- [Goal of the exercise]: What follows is a block of records; reproduce all of it verbatim.

- [Material for the task]:

####

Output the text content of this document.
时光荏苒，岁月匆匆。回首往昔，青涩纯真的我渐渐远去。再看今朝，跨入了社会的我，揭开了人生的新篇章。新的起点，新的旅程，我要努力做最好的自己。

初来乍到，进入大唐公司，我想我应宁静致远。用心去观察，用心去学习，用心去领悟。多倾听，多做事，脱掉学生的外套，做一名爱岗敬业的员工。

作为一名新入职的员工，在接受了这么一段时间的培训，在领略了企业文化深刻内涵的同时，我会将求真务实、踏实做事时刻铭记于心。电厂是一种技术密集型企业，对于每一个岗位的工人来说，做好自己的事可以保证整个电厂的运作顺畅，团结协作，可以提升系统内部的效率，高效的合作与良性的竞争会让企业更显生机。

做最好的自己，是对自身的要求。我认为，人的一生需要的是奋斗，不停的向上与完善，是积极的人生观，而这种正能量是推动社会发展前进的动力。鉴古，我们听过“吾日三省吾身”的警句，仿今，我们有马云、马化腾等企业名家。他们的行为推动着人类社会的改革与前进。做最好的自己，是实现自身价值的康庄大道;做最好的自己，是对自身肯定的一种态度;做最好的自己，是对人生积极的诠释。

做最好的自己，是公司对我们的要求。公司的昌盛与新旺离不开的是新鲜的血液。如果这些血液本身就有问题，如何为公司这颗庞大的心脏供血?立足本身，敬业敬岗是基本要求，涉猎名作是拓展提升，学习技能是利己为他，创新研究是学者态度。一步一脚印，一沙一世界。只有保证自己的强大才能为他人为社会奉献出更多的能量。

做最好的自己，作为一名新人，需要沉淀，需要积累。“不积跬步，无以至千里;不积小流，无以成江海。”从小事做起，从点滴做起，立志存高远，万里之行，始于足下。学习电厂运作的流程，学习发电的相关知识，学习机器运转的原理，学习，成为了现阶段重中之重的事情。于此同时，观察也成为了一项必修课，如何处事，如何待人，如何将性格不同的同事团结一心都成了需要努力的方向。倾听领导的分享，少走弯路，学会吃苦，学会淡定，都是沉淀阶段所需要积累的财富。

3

####

- [Task answer]:
Output the text content of this document.
时光荏苒，岁月匆匆。回首往昔，青涩纯真的我渐渐远去。再看今朝，跨入了社会的我，揭开了人生的新篇章。新的起点，新的旅程，我要努力做最好的自己。

初来乍到，进入大唐公司，我想我应宁静致远。用心去观察，用心去学习，用心去领悟。多倾听，多做事，脱掉学生的外套，做一名爱岗敬业的员工。

作为一名新入职的员工，在接受了这么一段时间的培训，在领略了企业文化深刻内涵的同时，我会将求真务实、踏实做事时刻铭记于心。电厂是一种技术密集型企业，对于每一个岗位的工人来说，做好自己的事可以保证整个电厂的运作顺畅，团结协作，可以提升系统内部的效率，高效的合作与良性的竞争会让企业更显生机。

做最好的自己，是对自身的要求。我认为，人的一生需要的是奋斗，不停的向上与完善，是积极的人生观，而这种正能量是推动社会发展前进的动力。鉴古，我们听过“吾日三省吾身”的警句，仿今，我们有马云、马化腾等企业名家。他们的行为推动着人类社会的改革与前进。做最好的自己，是实现自身价值的康庄大道;做最好的自己，是对自身肯定的一种态度;做最好的自己，是对人生积极的诠释。

做最好的自己，是公司对我们的要求。公司的昌盛与新旺离不开的是新鲜的血液。如果这些血液本身就有问题，如何为公司这颗庞大的心脏供血?立足本身，敬业敬岗是基本要求，涉猎名作是拓展提升，学习技能是利己为他，创新研究是学者态度。一步一脚印，一沙一世界。只有保证自己的强大才能为他人为社会奉献出更多的能量。

做最好的自己，作为一名新人，需要沉淀，需要积累。“不积跬步，无以至千里;不积小流，无以成江海。”从小事做起，从点滴做起，立志存高远，万里之行，始于足下。学习电厂运作的流程，学习发电的相关知识，学习机器运转的原理，学习，成为了现阶段重中之重的事情。于此同时，观察也成为了一项必修课，如何处事，如何待人，如何将性格不同的同事团结一心都成了需要努力的方向。倾听领导的分享，少走弯路，学会吃苦，学会淡定，都是沉淀阶段所需要积累的财富。

3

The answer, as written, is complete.